◆ **EXERCISE DIRECTIONS**
Exclude any images and output the remaining records exactly.

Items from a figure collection
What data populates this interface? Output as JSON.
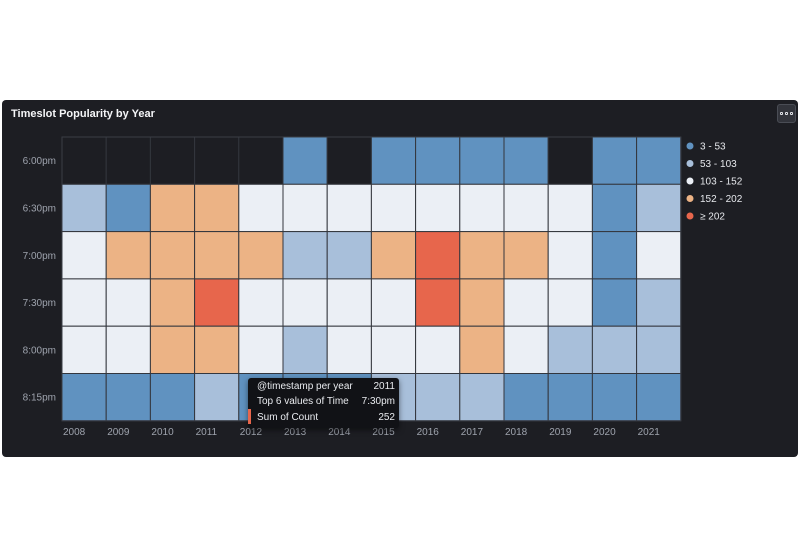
{
  "panel": {
    "title": "Timeslot Popularity by Year",
    "menu_icon": "ellipsis-icon"
  },
  "chart_data": {
    "type": "heatmap",
    "title": "Timeslot Popularity by Year",
    "x": [
      "2008",
      "2009",
      "2010",
      "2011",
      "2012",
      "2013",
      "2014",
      "2015",
      "2016",
      "2017",
      "2018",
      "2019",
      "2020",
      "2021"
    ],
    "y": [
      "6:00pm",
      "6:30pm",
      "7:00pm",
      "7:30pm",
      "8:00pm",
      "8:15pm"
    ],
    "empty_color": "#1d1e23",
    "bands": [
      {
        "label": "3 - 53",
        "color": "#6092c0"
      },
      {
        "label": "53 - 103",
        "color": "#a8bfda"
      },
      {
        "label": "103 - 152",
        "color": "#ebeff5"
      },
      {
        "label": "152 - 202",
        "color": "#ecb385"
      },
      {
        "label": "≥ 202",
        "color": "#e7664c"
      }
    ],
    "cells": [
      [
        -1,
        -1,
        -1,
        -1,
        -1,
        0,
        -1,
        0,
        0,
        0,
        0,
        -1,
        0,
        0
      ],
      [
        1,
        0,
        3,
        3,
        2,
        2,
        2,
        2,
        2,
        2,
        2,
        2,
        0,
        1
      ],
      [
        2,
        3,
        3,
        3,
        3,
        1,
        1,
        3,
        4,
        3,
        3,
        2,
        0,
        2
      ],
      [
        2,
        2,
        3,
        4,
        2,
        2,
        2,
        2,
        4,
        3,
        2,
        2,
        0,
        1
      ],
      [
        2,
        2,
        3,
        3,
        2,
        1,
        2,
        2,
        2,
        3,
        2,
        1,
        1,
        1
      ],
      [
        0,
        0,
        0,
        1,
        0,
        0,
        0,
        1,
        1,
        1,
        0,
        0,
        0,
        0
      ]
    ],
    "legend_position": "right"
  },
  "tooltip": {
    "rows": [
      {
        "label": "@timestamp per year",
        "value": "2011"
      },
      {
        "label": "Top 6 values of Time",
        "value": "7:30pm"
      },
      {
        "label": "Sum of Count",
        "value": "252"
      }
    ]
  }
}
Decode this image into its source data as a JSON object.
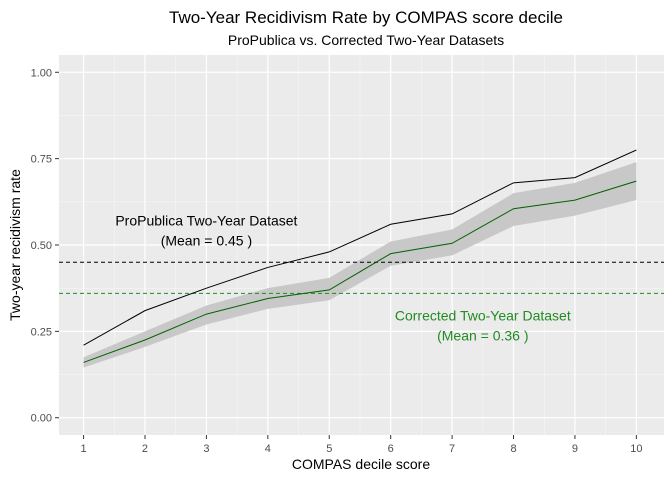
{
  "chart_data": {
    "type": "line",
    "title": "Two-Year Recidivism Rate by COMPAS score decile",
    "subtitle": "ProPublica vs. Corrected Two-Year Datasets",
    "xlabel": "COMPAS decile score",
    "ylabel": "Two-year recidivism rate",
    "x": [
      1,
      2,
      3,
      4,
      5,
      6,
      7,
      8,
      9,
      10
    ],
    "x_ticks": [
      "1",
      "2",
      "3",
      "4",
      "5",
      "6",
      "7",
      "8",
      "9",
      "10"
    ],
    "y_ticks": [
      "0.00",
      "0.25",
      "0.50",
      "0.75",
      "1.00"
    ],
    "y_tick_values": [
      0,
      0.25,
      0.5,
      0.75,
      1.0
    ],
    "xlim": [
      0.6,
      10.45
    ],
    "ylim": [
      -0.05,
      1.05
    ],
    "grid": true,
    "series": [
      {
        "values": [
          0.21,
          0.31,
          0.375,
          0.435,
          0.48,
          0.56,
          0.59,
          0.68,
          0.695,
          0.775
        ],
        "color": "#000000"
      },
      {
        "values": [
          0.16,
          0.225,
          0.3,
          0.345,
          0.37,
          0.475,
          0.505,
          0.605,
          0.63,
          0.685
        ],
        "lower": [
          0.145,
          0.205,
          0.27,
          0.315,
          0.34,
          0.44,
          0.47,
          0.555,
          0.585,
          0.63
        ],
        "upper": [
          0.175,
          0.25,
          0.325,
          0.375,
          0.405,
          0.51,
          0.545,
          0.65,
          0.68,
          0.74
        ],
        "color": "#006400",
        "band_color": "#c8c8c8"
      }
    ],
    "hlines": [
      {
        "y": 0.45,
        "color": "#000000",
        "style": "dashed"
      },
      {
        "y": 0.36,
        "color": "#228b22",
        "style": "dashed"
      }
    ],
    "annotations": [
      {
        "lines": [
          "ProPublica Two-Year Dataset",
          "(Mean = 0.45 )"
        ],
        "x": 3.0,
        "y": 0.53,
        "color": "#000000"
      },
      {
        "lines": [
          "Corrected Two-Year Dataset",
          "(Mean = 0.36 )"
        ],
        "x": 7.5,
        "y": 0.255,
        "color": "#228b22"
      }
    ]
  }
}
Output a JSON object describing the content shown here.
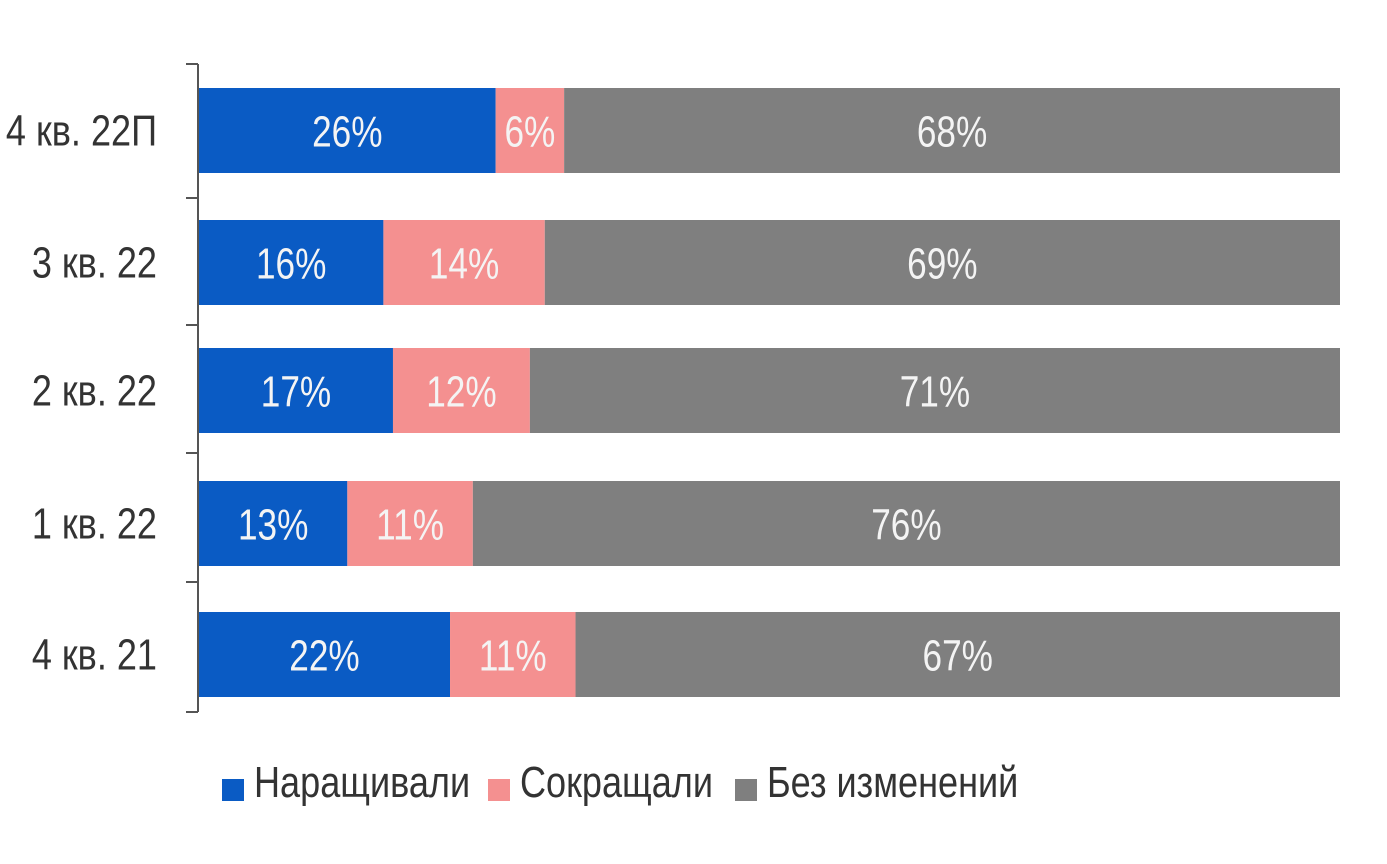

◆ **TASK RESPONSE**
What data populates this interface? Output as JSON.
{
  "panel": {
    "title": "Timeslot Popularity by Year",
    "menu_icon": "ellipsis-icon"
  },
  "chart_data": {
    "type": "heatmap",
    "title": "Timeslot Popularity by Year",
    "x": [
      "2008",
      "2009",
      "2010",
      "2011",
      "2012",
      "2013",
      "2014",
      "2015",
      "2016",
      "2017",
      "2018",
      "2019",
      "2020",
      "2021"
    ],
    "y": [
      "6:00pm",
      "6:30pm",
      "7:00pm",
      "7:30pm",
      "8:00pm",
      "8:15pm"
    ],
    "empty_color": "#1d1e23",
    "bands": [
      {
        "label": "3 - 53",
        "color": "#6092c0"
      },
      {
        "label": "53 - 103",
        "color": "#a8bfda"
      },
      {
        "label": "103 - 152",
        "color": "#ebeff5"
      },
      {
        "label": "152 - 202",
        "color": "#ecb385"
      },
      {
        "label": "≥ 202",
        "color": "#e7664c"
      }
    ],
    "cells": [
      [
        -1,
        -1,
        -1,
        -1,
        -1,
        0,
        -1,
        0,
        0,
        0,
        0,
        -1,
        0,
        0
      ],
      [
        1,
        0,
        3,
        3,
        2,
        2,
        2,
        2,
        2,
        2,
        2,
        2,
        0,
        1
      ],
      [
        2,
        3,
        3,
        3,
        3,
        1,
        1,
        3,
        4,
        3,
        3,
        2,
        0,
        2
      ],
      [
        2,
        2,
        3,
        4,
        2,
        2,
        2,
        2,
        4,
        3,
        2,
        2,
        0,
        1
      ],
      [
        2,
        2,
        3,
        3,
        2,
        1,
        2,
        2,
        2,
        3,
        2,
        1,
        1,
        1
      ],
      [
        0,
        0,
        0,
        1,
        0,
        0,
        0,
        1,
        1,
        1,
        0,
        0,
        0,
        0
      ]
    ],
    "legend_position": "right"
  },
  "tooltip": {
    "rows": [
      {
        "label": "@timestamp per year",
        "value": "2011"
      },
      {
        "label": "Top 6 values of Time",
        "value": "7:30pm"
      },
      {
        "label": "Sum of Count",
        "value": "252"
      }
    ]
  }
}
Decode this image into its source data as a JSON object.
{
  "chart_data": {
    "type": "line",
    "title": "Two-Year Recidivism Rate by COMPAS score decile",
    "subtitle": "ProPublica vs. Corrected Two-Year Datasets",
    "xlabel": "COMPAS decile score",
    "ylabel": "Two-year recidivism rate",
    "x": [
      1,
      2,
      3,
      4,
      5,
      6,
      7,
      8,
      9,
      10
    ],
    "x_ticks": [
      "1",
      "2",
      "3",
      "4",
      "5",
      "6",
      "7",
      "8",
      "9",
      "10"
    ],
    "y_ticks": [
      "0.00",
      "0.25",
      "0.50",
      "0.75",
      "1.00"
    ],
    "y_tick_values": [
      0,
      0.25,
      0.5,
      0.75,
      1.0
    ],
    "xlim": [
      0.6,
      10.45
    ],
    "ylim": [
      -0.05,
      1.05
    ],
    "grid": true,
    "series": [
      {
        "values": [
          0.21,
          0.31,
          0.375,
          0.435,
          0.48,
          0.56,
          0.59,
          0.68,
          0.695,
          0.775
        ],
        "color": "#000000"
      },
      {
        "values": [
          0.16,
          0.225,
          0.3,
          0.345,
          0.37,
          0.475,
          0.505,
          0.605,
          0.63,
          0.685
        ],
        "lower": [
          0.145,
          0.205,
          0.27,
          0.315,
          0.34,
          0.44,
          0.47,
          0.555,
          0.585,
          0.63
        ],
        "upper": [
          0.175,
          0.25,
          0.325,
          0.375,
          0.405,
          0.51,
          0.545,
          0.65,
          0.68,
          0.74
        ],
        "color": "#006400",
        "band_color": "#c8c8c8"
      }
    ],
    "hlines": [
      {
        "y": 0.45,
        "color": "#000000",
        "style": "dashed"
      },
      {
        "y": 0.36,
        "color": "#228b22",
        "style": "dashed"
      }
    ],
    "annotations": [
      {
        "lines": [
          "ProPublica Two-Year Dataset",
          "(Mean = 0.45 )"
        ],
        "x": 3.0,
        "y": 0.53,
        "color": "#000000"
      },
      {
        "lines": [
          "Corrected Two-Year Dataset",
          "(Mean = 0.36 )"
        ],
        "x": 7.5,
        "y": 0.255,
        "color": "#228b22"
      }
    ]
  }
}
Output a JSON object describing the content shown here.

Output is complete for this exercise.